**Records to use:**
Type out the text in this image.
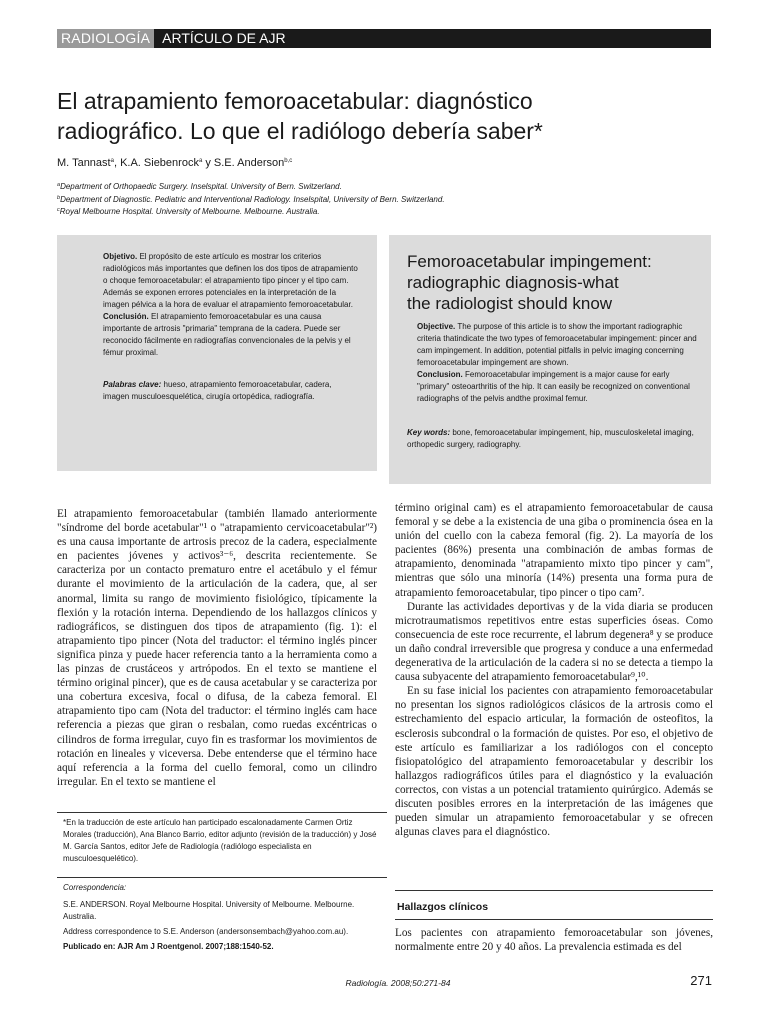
RADIOLOGÍA ARTÍCULO DE AJR
El atrapamiento femoroacetabular: diagnóstico
radiográfico. Lo que el radiólogo debería saber*
M. Tannast$^a$, K.A. Siebenrock$^a$ y S.E. Anderson$^{b,c}$
$^a$Department of Orthopaedic Surgery. Inselspital. University of Bern. Switzerland.
$^b$Department of Diagnostic. Pediatric and Interventional Radiology. Inselspital, University of Bern. Switzerland.
$^c$Royal Melbourne Hospital. University of Melbourne. Melbourne. Australia.

Objetivo. El propósito de este artículo es mostrar los criterios radiológicos más importantes que definen los dos tipos de atrapamiento o choque femoroacetabular: el atrapamiento tipo pincer y el tipo cam. Además se exponen errores potenciales en la interpretación de la imagen pélvica a la hora de evaluar el atrapamiento femoroacetabular.

Conclusión. El atrapamiento femoroacetabular es una causa importante de artrosis "primaria" temprana de la cadera. Puede ser reconocido fácilmente en radiografías convencionales de la pelvis y el fémur proximal.

Palabras clave: hueso, atrapamiento femoroacetabular, cadera, imagen musculoesquelética, cirugía ortopédica, radiografía.

Femoroacetabular impingement:
radiographic diagnosis-what
the radiologist should know

Objective. The purpose of this article is to show the important radiographic criteria thatindicate the two types of femoroacetabular impingement: pincer and cam impingement. In addition, potential pitfalls in pelvic imaging concerning femoroacetabular impingement are shown.

Conclusion. Femoroacetabular impingement is a major cause for early "primary" osteoarthritis of the hip. It can easily be recognized on conventional radiographs of the pelvis andthe proximal femur.

Key words: bone, femoroacetabular impingement, hip, musculoskeletal imaging, orthopedic surgery, radiography.

El atrapamiento femoroacetabular (también llamado anteriormente "síndrome del borde acetabular"¹ o "atrapamiento cervicoacetabular"²) es una causa importante de artrosis precoz de la cadera, especialmente en pacientes jóvenes y activos³⁻⁶, descrita recientemente. Se caracteriza por un contacto prematuro entre el acetábulo y el fémur durante el movimiento de la articulación de la cadera, que, al ser anormal, limita su rango de movimiento fisiológico, típicamente la flexión y la rotación interna. Dependiendo de los hallazgos clínicos y radiográficos, se distinguen dos tipos de atrapamiento (fig. 1): el atrapamiento tipo pincer (Nota del traductor: el término inglés pincer significa pinza y puede hacer referencia tanto a la herramienta como a las pinzas de crustáceos y artrópodos. En el texto se mantiene el término original pincer), que es de causa acetabular y se caracteriza por una cobertura excesiva, focal o difusa, de la cabeza femoral. El atrapamiento tipo cam (Nota del traductor: el término inglés cam hace referencia a piezas que giran o resbalan, como ruedas excéntricas o cilindros de forma irregular, cuyo fin es trasformar los movimientos de rotación en lineales y viceversa. Debe entenderse que el término hace aquí referencia a la forma del cuello femoral, como un cilindro irregular. En el texto se mantiene el

*En la traducción de este artículo han participado escalonadamente Carmen Ortiz Morales (traducción), Ana Blanco Barrio, editor adjunto (revisión de la traducción) y José M. García Santos, editor Jefe de Radiología (radiólogo especialista en musculoesquelético).
Correspondencia:
S.E. ANDERSON. Royal Melbourne Hospital. University of Melbourne. Melbourne. Australia.
Address correspondence to S.E. Anderson (andersonsembach@yahoo.com.au).
Publicado en: AJR Am J Roentgenol. 2007;188:1540-52.

término original cam) es el atrapamiento femoroacetabular de causa femoral y se debe a la existencia de una giba o prominencia ósea en la unión del cuello con la cabeza femoral (fig. 2). La mayoría de los pacientes (86%) presenta una combinación de ambas formas de atrapamiento, denominada "atrapamiento mixto tipo pincer y cam", mientras que sólo una minoría (14%) presenta una forma pura de atrapamiento femoroacetabular, tipo pincer o tipo cam⁷.

Durante las actividades deportivas y de la vida diaria se producen microtraumatismos repetitivos entre estas superficies óseas. Como consecuencia de este roce recurrente, el labrum degenera⁸ y se produce un daño condral irreversible que progresa y conduce a una enfermedad degenerativa de la articulación de la cadera si no se detecta a tiempo la causa subyacente del atrapamiento femoroacetabular⁹,¹⁰.

En su fase inicial los pacientes con atrapamiento femoroacetabular no presentan los signos radiológicos clásicos de la artrosis como el estrechamiento del espacio articular, la formación de osteofitos, la esclerosis subcondral o la formación de quistes. Por eso, el objetivo de este artículo es familiarizar a los radiólogos con el concepto fisiopatológico del atrapamiento femoroacetabular y describir los hallazgos radiográficos útiles para el diagnóstico y la evaluación correctos, con vistas a un potencial tratamiento quirúrgico. Además se discuten posibles errores en la interpretación de las imágenes que pueden simular un atrapamiento femoroacetabular y se ofrecen algunas claves para el diagnóstico.

Hallazgos clínicos
Los pacientes con atrapamiento femoroacetabular son jóvenes, normalmente entre 20 y 40 años. La prevalencia estimada es del
Radiología. 2008;50:271-84	271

**Work instruction:**
Copy all lines of the records in which the string "impingement" can be found.

**Output below:**
Femoroacetabular impingement:
Objective. The purpose of this article is to show the important radiographic criteria thatindicate the two types of femoroacetabular impingement: pincer and cam impingement. In addition, potential pitfalls in pelvic imaging concerning femoroacetabular impingement are shown.
Conclusion. Femoroacetabular impingement is a major cause for early "primary" osteoarthritis of the hip. It can easily be recognized on conventional radiographs of the pelvis andthe proximal femur.
Key words: bone, femoroacetabular impingement, hip, musculoskeletal imaging, orthopedic surgery, radiography.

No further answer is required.